PROBLEM TO WORK ON: Go through the listing and write out all of it exactly.

(Stored data entries)
----------------

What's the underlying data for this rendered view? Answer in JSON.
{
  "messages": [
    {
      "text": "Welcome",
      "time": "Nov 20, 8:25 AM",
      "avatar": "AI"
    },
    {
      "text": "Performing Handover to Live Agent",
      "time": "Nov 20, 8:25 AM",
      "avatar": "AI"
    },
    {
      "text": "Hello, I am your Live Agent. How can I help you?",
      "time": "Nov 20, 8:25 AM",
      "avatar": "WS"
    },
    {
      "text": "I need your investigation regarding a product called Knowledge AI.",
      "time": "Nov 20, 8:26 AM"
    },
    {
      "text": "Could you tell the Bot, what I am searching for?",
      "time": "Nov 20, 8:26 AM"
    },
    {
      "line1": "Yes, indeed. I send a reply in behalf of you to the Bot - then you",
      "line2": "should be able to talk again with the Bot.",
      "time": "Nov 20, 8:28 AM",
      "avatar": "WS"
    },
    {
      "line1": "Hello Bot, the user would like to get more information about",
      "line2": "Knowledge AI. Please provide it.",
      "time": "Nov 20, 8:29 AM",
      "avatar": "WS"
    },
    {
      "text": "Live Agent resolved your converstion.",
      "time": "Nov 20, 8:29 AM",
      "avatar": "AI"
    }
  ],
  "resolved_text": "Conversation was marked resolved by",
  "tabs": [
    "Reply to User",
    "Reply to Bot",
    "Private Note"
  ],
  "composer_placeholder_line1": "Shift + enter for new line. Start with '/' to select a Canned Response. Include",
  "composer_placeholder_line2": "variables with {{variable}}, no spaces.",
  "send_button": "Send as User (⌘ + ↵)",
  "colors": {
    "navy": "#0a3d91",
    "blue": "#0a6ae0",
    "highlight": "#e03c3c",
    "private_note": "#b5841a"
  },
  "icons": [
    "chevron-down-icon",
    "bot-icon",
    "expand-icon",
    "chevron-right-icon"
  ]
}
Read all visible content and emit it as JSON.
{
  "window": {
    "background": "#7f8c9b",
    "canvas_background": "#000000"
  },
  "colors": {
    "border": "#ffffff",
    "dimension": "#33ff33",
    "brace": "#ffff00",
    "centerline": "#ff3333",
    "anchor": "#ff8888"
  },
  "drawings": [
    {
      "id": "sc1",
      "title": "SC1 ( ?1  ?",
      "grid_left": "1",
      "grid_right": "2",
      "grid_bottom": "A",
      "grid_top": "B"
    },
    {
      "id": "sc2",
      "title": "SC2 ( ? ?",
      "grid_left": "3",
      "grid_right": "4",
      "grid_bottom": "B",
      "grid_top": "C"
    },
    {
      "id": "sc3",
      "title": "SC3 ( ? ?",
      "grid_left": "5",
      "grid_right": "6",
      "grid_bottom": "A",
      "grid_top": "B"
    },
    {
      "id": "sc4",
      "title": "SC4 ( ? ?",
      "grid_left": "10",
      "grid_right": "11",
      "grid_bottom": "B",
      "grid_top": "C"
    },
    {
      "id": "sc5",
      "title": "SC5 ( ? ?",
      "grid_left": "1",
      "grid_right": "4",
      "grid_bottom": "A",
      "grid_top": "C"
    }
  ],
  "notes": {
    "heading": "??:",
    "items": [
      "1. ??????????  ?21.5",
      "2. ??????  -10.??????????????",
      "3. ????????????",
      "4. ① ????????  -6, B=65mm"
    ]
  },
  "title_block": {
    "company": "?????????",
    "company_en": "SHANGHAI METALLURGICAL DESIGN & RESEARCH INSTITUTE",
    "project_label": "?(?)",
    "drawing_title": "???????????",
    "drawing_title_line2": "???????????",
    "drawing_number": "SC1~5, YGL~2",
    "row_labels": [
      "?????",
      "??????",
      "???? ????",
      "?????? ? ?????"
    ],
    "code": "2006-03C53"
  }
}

----------------

FINAL RESULT:
What's the underlying data for this rendered view? Answer in JSON.
{
  "messages": [
    {
      "text": "Welcome",
      "time": "Nov 20, 8:25 AM",
      "avatar": "AI"
    },
    {
      "text": "Performing Handover to Live Agent",
      "time": "Nov 20, 8:25 AM",
      "avatar": "AI"
    },
    {
      "text": "Hello, I am your Live Agent. How can I help you?",
      "time": "Nov 20, 8:25 AM",
      "avatar": "WS"
    },
    {
      "text": "I need your investigation regarding a product called Knowledge AI.",
      "time": "Nov 20, 8:26 AM"
    },
    {
      "text": "Could you tell the Bot, what I am searching for?",
      "time": "Nov 20, 8:26 AM"
    },
    {
      "line1": "Yes, indeed. I send a reply in behalf of you to the Bot - then you",
      "line2": "should be able to talk again with the Bot.",
      "time": "Nov 20, 8:28 AM",
      "avatar": "WS"
    },
    {
      "line1": "Hello Bot, the user would like to get more information about",
      "line2": "Knowledge AI. Please provide it.",
      "time": "Nov 20, 8:29 AM",
      "avatar": "WS"
    },
    {
      "text": "Live Agent resolved your converstion.",
      "time": "Nov 20, 8:29 AM",
      "avatar": "AI"
    }
  ],
  "resolved_text": "Conversation was marked resolved by",
  "tabs": [
    "Reply to User",
    "Reply to Bot",
    "Private Note"
  ],
  "composer_placeholder_line1": "Shift + enter for new line. Start with '/' to select a Canned Response. Include",
  "composer_placeholder_line2": "variables with {{variable}}, no spaces.",
  "send_button": "Send as User (⌘ + ↵)",
  "colors": {
    "navy": "#0a3d91",
    "blue": "#0a6ae0",
    "highlight": "#e03c3c",
    "private_note": "#b5841a"
  },
  "icons": [
    "chevron-down-icon",
    "bot-icon",
    "expand-icon",
    "chevron-right-icon"
  ]
}
Read all visible content and emit it as JSON.
{
  "window": {
    "background": "#7f8c9b",
    "canvas_background": "#000000"
  },
  "colors": {
    "border": "#ffffff",
    "dimension": "#33ff33",
    "brace": "#ffff00",
    "centerline": "#ff3333",
    "anchor": "#ff8888"
  },
  "drawings": [
    {
      "id": "sc1",
      "title": "SC1 ( ?1  ?",
      "grid_left": "1",
      "grid_right": "2",
      "grid_bottom": "A",
      "grid_top": "B"
    },
    {
      "id": "sc2",
      "title": "SC2 ( ? ?",
      "grid_left": "3",
      "grid_right": "4",
      "grid_bottom": "B",
      "grid_top": "C"
    },
    {
      "id": "sc3",
      "title": "SC3 ( ? ?",
      "grid_left": "5",
      "grid_right": "6",
      "grid_bottom": "A",
      "grid_top": "B"
    },
    {
      "id": "sc4",
      "title": "SC4 ( ? ?",
      "grid_left": "10",
      "grid_right": "11",
      "grid_bottom": "B",
      "grid_top": "C"
    },
    {
      "id": "sc5",
      "title": "SC5 ( ? ?",
      "grid_left": "1",
      "grid_right": "4",
      "grid_bottom": "A",
      "grid_top": "C"
    }
  ],
  "notes": {
    "heading": "??:",
    "items": [
      "1. ??????????  ?21.5",
      "2. ??????  -10.??????????????",
      "3. ????????????",
      "4. ① ????????  -6, B=65mm"
    ]
  },
  "title_block": {
    "company": "?????????",
    "company_en": "SHANGHAI METALLURGICAL DESIGN & RESEARCH INSTITUTE",
    "project_label": "?(?)",
    "drawing_title": "???????????",
    "drawing_title_line2": "???????????",
    "drawing_number": "SC1~5, YGL~2",
    "row_labels": [
      "?????",
      "??????",
      "???? ????",
      "?????? ? ?????"
    ],
    "code": "2006-03C53"
  }
}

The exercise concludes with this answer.